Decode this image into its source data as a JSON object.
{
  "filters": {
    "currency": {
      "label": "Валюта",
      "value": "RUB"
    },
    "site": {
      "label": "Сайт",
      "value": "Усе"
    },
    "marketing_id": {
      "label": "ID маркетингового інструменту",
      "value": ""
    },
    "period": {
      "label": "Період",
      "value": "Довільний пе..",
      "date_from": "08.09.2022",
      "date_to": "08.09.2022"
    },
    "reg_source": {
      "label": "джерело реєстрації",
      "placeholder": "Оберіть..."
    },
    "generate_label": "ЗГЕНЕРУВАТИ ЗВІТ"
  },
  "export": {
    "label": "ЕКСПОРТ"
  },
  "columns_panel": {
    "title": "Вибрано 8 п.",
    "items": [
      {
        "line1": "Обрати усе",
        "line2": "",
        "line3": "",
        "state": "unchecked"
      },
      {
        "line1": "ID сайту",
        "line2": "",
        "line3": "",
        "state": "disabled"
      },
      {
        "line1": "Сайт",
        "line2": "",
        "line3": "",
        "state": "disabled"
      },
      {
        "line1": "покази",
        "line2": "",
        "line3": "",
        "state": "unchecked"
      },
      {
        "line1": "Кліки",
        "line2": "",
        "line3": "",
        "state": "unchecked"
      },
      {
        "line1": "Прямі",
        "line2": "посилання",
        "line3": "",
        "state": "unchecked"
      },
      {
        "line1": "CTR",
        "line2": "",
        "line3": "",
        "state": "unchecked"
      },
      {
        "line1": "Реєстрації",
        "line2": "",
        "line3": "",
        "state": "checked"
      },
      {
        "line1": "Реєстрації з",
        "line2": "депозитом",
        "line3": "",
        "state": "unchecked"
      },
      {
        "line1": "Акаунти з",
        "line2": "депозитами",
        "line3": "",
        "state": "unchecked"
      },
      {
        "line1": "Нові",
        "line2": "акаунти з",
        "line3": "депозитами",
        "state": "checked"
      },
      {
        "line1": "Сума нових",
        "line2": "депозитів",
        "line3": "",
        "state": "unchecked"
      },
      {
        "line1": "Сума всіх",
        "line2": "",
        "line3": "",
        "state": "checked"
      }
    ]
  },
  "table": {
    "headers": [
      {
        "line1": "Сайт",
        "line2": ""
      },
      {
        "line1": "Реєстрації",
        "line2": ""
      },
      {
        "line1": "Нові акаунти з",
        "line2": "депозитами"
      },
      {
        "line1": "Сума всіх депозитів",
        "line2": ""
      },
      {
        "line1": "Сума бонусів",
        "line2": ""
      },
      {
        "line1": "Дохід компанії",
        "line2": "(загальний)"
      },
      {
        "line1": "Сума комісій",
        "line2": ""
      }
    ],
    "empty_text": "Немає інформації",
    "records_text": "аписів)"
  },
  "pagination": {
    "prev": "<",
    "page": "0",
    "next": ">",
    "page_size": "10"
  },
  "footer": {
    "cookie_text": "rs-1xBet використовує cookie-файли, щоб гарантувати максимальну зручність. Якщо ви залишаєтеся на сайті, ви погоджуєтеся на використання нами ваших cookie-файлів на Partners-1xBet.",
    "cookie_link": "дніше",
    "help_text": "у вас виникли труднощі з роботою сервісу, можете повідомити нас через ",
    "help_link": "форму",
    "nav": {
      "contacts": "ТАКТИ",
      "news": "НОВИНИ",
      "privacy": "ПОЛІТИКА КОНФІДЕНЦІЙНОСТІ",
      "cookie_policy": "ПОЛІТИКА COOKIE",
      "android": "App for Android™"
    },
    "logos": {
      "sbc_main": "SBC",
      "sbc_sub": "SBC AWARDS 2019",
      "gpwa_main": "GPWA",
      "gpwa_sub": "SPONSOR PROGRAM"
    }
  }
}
# # # #
● Aim of the task
Extract the data exactly as given.

● Answer to this problem
Decode this image into its source data as a JSON object.
{
  "filters": {
    "currency": {
      "label": "Валюта",
      "value": "RUB"
    },
    "site": {
      "label": "Сайт",
      "value": "Усе"
    },
    "marketing_id": {
      "label": "ID маркетингового інструменту",
      "value": ""
    },
    "period": {
      "label": "Період",
      "value": "Довільний пе..",
      "date_from": "08.09.2022",
      "date_to": "08.09.2022"
    },
    "reg_source": {
      "label": "джерело реєстрації",
      "placeholder": "Оберіть..."
    },
    "generate_label": "ЗГЕНЕРУВАТИ ЗВІТ"
  },
  "export": {
    "label": "ЕКСПОРТ"
  },
  "columns_panel": {
    "title": "Вибрано 8 п.",
    "items": [
      {
        "line1": "Обрати усе",
        "line2": "",
        "line3": "",
        "state": "unchecked"
      },
      {
        "line1": "ID сайту",
        "line2": "",
        "line3": "",
        "state": "disabled"
      },
      {
        "line1": "Сайт",
        "line2": "",
        "line3": "",
        "state": "disabled"
      },
      {
        "line1": "покази",
        "line2": "",
        "line3": "",
        "state": "unchecked"
      },
      {
        "line1": "Кліки",
        "line2": "",
        "line3": "",
        "state": "unchecked"
      },
      {
        "line1": "Прямі",
        "line2": "посилання",
        "line3": "",
        "state": "unchecked"
      },
      {
        "line1": "CTR",
        "line2": "",
        "line3": "",
        "state": "unchecked"
      },
      {
        "line1": "Реєстрації",
        "line2": "",
        "line3": "",
        "state": "checked"
      },
      {
        "line1": "Реєстрації з",
        "line2": "депозитом",
        "line3": "",
        "state": "unchecked"
      },
      {
        "line1": "Акаунти з",
        "line2": "депозитами",
        "line3": "",
        "state": "unchecked"
      },
      {
        "line1": "Нові",
        "line2": "акаунти з",
        "line3": "депозитами",
        "state": "checked"
      },
      {
        "line1": "Сума нових",
        "line2": "депозитів",
        "line3": "",
        "state": "unchecked"
      },
      {
        "line1": "Сума всіх",
        "line2": "",
        "line3": "",
        "state": "checked"
      }
    ]
  },
  "table": {
    "headers": [
      {
        "line1": "Сайт",
        "line2": ""
      },
      {
        "line1": "Реєстрації",
        "line2": ""
      },
      {
        "line1": "Нові акаунти з",
        "line2": "депозитами"
      },
      {
        "line1": "Сума всіх депозитів",
        "line2": ""
      },
      {
        "line1": "Сума бонусів",
        "line2": ""
      },
      {
        "line1": "Дохід компанії",
        "line2": "(загальний)"
      },
      {
        "line1": "Сума комісій",
        "line2": ""
      }
    ],
    "empty_text": "Немає інформації",
    "records_text": "аписів)"
  },
  "pagination": {
    "prev": "<",
    "page": "0",
    "next": ">",
    "page_size": "10"
  },
  "footer": {
    "cookie_text": "rs-1xBet використовує cookie-файли, щоб гарантувати максимальну зручність. Якщо ви залишаєтеся на сайті, ви погоджуєтеся на використання нами ваших cookie-файлів на Partners-1xBet.",
    "cookie_link": "дніше",
    "help_text": "у вас виникли труднощі з роботою сервісу, можете повідомити нас через ",
    "help_link": "форму",
    "nav": {
      "contacts": "ТАКТИ",
      "news": "НОВИНИ",
      "privacy": "ПОЛІТИКА КОНФІДЕНЦІЙНОСТІ",
      "cookie_policy": "ПОЛІТИКА COOKIE",
      "android": "App for Android™"
    },
    "logos": {
      "sbc_main": "SBC",
      "sbc_sub": "SBC AWARDS 2019",
      "gpwa_main": "GPWA",
      "gpwa_sub": "SPONSOR PROGRAM"
    }
  }
}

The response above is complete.